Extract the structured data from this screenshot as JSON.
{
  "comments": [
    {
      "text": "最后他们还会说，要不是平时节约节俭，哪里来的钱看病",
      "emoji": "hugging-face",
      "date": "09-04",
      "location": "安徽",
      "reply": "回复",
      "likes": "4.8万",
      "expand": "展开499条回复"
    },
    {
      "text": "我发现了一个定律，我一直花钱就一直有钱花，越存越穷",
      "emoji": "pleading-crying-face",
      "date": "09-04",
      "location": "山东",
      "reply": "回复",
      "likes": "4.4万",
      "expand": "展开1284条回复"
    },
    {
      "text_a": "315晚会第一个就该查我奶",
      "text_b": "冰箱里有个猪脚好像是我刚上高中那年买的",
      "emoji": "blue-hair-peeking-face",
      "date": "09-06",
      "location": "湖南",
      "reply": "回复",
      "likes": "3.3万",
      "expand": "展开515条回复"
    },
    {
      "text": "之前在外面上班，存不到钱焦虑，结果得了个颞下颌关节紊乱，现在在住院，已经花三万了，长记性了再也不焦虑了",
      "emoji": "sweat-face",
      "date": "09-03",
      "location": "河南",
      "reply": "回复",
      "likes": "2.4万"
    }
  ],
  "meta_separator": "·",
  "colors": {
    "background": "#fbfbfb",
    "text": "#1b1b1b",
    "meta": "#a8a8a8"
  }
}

▸ PROBLEM STATEMENT
Restate every entry word for word.

▸ ANSWER TO THE TASK
Extract the structured data from this screenshot as JSON.
{
  "comments": [
    {
      "text": "最后他们还会说，要不是平时节约节俭，哪里来的钱看病",
      "emoji": "hugging-face",
      "date": "09-04",
      "location": "安徽",
      "reply": "回复",
      "likes": "4.8万",
      "expand": "展开499条回复"
    },
    {
      "text": "我发现了一个定律，我一直花钱就一直有钱花，越存越穷",
      "emoji": "pleading-crying-face",
      "date": "09-04",
      "location": "山东",
      "reply": "回复",
      "likes": "4.4万",
      "expand": "展开1284条回复"
    },
    {
      "text_a": "315晚会第一个就该查我奶",
      "text_b": "冰箱里有个猪脚好像是我刚上高中那年买的",
      "emoji": "blue-hair-peeking-face",
      "date": "09-06",
      "location": "湖南",
      "reply": "回复",
      "likes": "3.3万",
      "expand": "展开515条回复"
    },
    {
      "text": "之前在外面上班，存不到钱焦虑，结果得了个颞下颌关节紊乱，现在在住院，已经花三万了，长记性了再也不焦虑了",
      "emoji": "sweat-face",
      "date": "09-03",
      "location": "河南",
      "reply": "回复",
      "likes": "2.4万"
    }
  ],
  "meta_separator": "·",
  "colors": {
    "background": "#fbfbfb",
    "text": "#1b1b1b",
    "meta": "#a8a8a8"
  }
}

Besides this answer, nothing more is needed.